[Rows from a dataset]

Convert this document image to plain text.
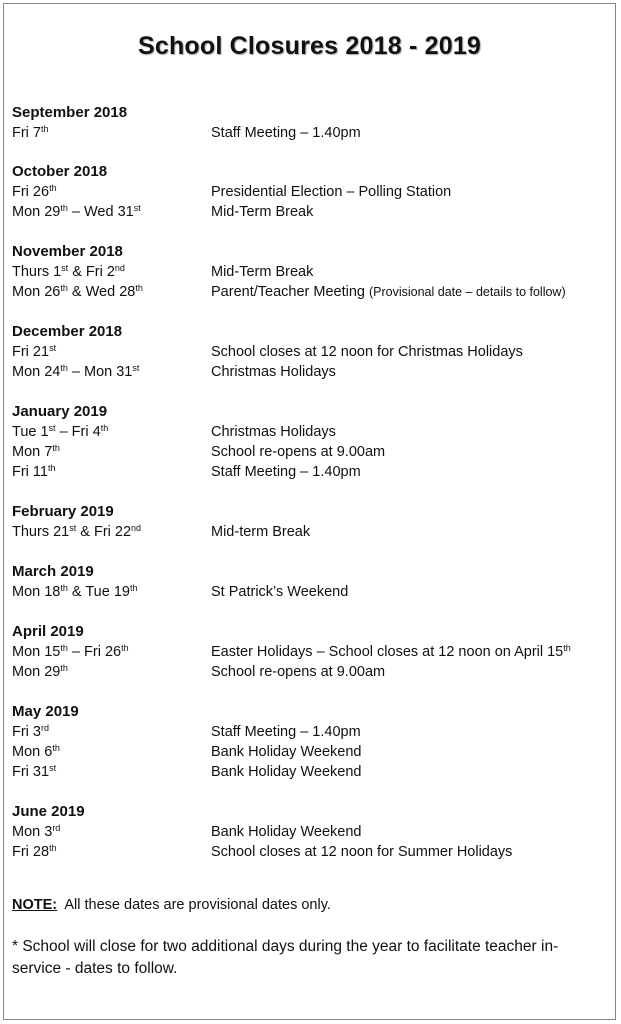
School Closures 2018 - 2019
September 2018
Fri 7th	Staff Meeting – 1.40pm
October 2018
Fri 26th	Presidential Election – Polling Station
Mon 29th – Wed 31st	Mid-Term Break
November 2018
Thurs 1st & Fri 2nd	Mid-Term Break
Mon 26th & Wed 28th	Parent/Teacher Meeting (Provisional date – details to follow)
December 2018
Fri 21st	School closes at 12 noon for Christmas Holidays
Mon 24th – Mon 31st	Christmas Holidays
January 2019
Tue 1st – Fri 4th	Christmas Holidays
Mon 7th	School re-opens at 9.00am
Fri 11th	Staff Meeting – 1.40pm
February 2019
Thurs 21st & Fri 22nd	Mid-term Break
March 2019
Mon 18th & Tue 19th	St Patrick’s Weekend
April 2019
Mon 15th – Fri 26th	Easter Holidays – School closes at 12 noon on April 15th
Mon 29th	School re-opens at 9.00am
May 2019
Fri 3rd	Staff Meeting – 1.40pm
Mon 6th	Bank Holiday Weekend
Fri 31st	Bank Holiday Weekend
June 2019
Mon 3rd	Bank Holiday Weekend
Fri 28th	School closes at 12 noon for Summer Holidays
NOTE: All these dates are provisional dates only.
* School will close for two additional days during the year to facilitate teacher in-service - dates to follow.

Task prompt
Restate each entry word for word, please, but drop any images it holds.

Result
Convert this document image to plain text.
School Closures 2018 - 2019
September 2018
Fri 7th	Staff Meeting – 1.40pm
October 2018
Fri 26th	Presidential Election – Polling Station
Mon 29th – Wed 31st	Mid-Term Break
November 2018
Thurs 1st & Fri 2nd	Mid-Term Break
Mon 26th & Wed 28th	Parent/Teacher Meeting (Provisional date – details to follow)
December 2018
Fri 21st	School closes at 12 noon for Christmas Holidays
Mon 24th – Mon 31st	Christmas Holidays
January 2019
Tue 1st – Fri 4th	Christmas Holidays
Mon 7th	School re-opens at 9.00am
Fri 11th	Staff Meeting – 1.40pm
February 2019
Thurs 21st & Fri 22nd	Mid-term Break
March 2019
Mon 18th & Tue 19th	St Patrick’s Weekend
April 2019
Mon 15th – Fri 26th	Easter Holidays – School closes at 12 noon on April 15th
Mon 29th	School re-opens at 9.00am
May 2019
Fri 3rd	Staff Meeting – 1.40pm
Mon 6th	Bank Holiday Weekend
Fri 31st	Bank Holiday Weekend
June 2019
Mon 3rd	Bank Holiday Weekend
Fri 28th	School closes at 12 noon for Summer Holidays
NOTE: All these dates are provisional dates only.
* School will close for two additional days during the year to facilitate teacher in-service - dates to follow.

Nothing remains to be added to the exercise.